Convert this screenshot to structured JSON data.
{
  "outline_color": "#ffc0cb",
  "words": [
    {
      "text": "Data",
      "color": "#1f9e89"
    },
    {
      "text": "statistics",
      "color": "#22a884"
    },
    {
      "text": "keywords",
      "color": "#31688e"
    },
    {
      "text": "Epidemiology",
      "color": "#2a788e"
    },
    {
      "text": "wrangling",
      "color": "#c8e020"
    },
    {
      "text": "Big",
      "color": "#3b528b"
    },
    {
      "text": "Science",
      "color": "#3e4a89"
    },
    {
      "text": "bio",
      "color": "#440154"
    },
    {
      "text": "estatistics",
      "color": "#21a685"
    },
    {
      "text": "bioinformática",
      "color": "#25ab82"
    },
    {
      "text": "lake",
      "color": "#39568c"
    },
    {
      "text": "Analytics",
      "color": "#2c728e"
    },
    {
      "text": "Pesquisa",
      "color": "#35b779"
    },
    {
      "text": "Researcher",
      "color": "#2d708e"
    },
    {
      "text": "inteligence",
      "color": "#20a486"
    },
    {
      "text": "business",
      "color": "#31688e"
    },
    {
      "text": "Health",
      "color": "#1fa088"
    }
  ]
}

= = = = =

-- YOUR INSTRUCTIONS --
Retype the listing exactly, in full.

-- FINISHED TASK --
Convert this screenshot to structured JSON data.
{
  "outline_color": "#ffc0cb",
  "words": [
    {
      "text": "Data",
      "color": "#1f9e89"
    },
    {
      "text": "statistics",
      "color": "#22a884"
    },
    {
      "text": "keywords",
      "color": "#31688e"
    },
    {
      "text": "Epidemiology",
      "color": "#2a788e"
    },
    {
      "text": "wrangling",
      "color": "#c8e020"
    },
    {
      "text": "Big",
      "color": "#3b528b"
    },
    {
      "text": "Science",
      "color": "#3e4a89"
    },
    {
      "text": "bio",
      "color": "#440154"
    },
    {
      "text": "estatistics",
      "color": "#21a685"
    },
    {
      "text": "bioinformática",
      "color": "#25ab82"
    },
    {
      "text": "lake",
      "color": "#39568c"
    },
    {
      "text": "Analytics",
      "color": "#2c728e"
    },
    {
      "text": "Pesquisa",
      "color": "#35b779"
    },
    {
      "text": "Researcher",
      "color": "#2d708e"
    },
    {
      "text": "inteligence",
      "color": "#20a486"
    },
    {
      "text": "business",
      "color": "#31688e"
    },
    {
      "text": "Health",
      "color": "#1fa088"
    }
  ]
}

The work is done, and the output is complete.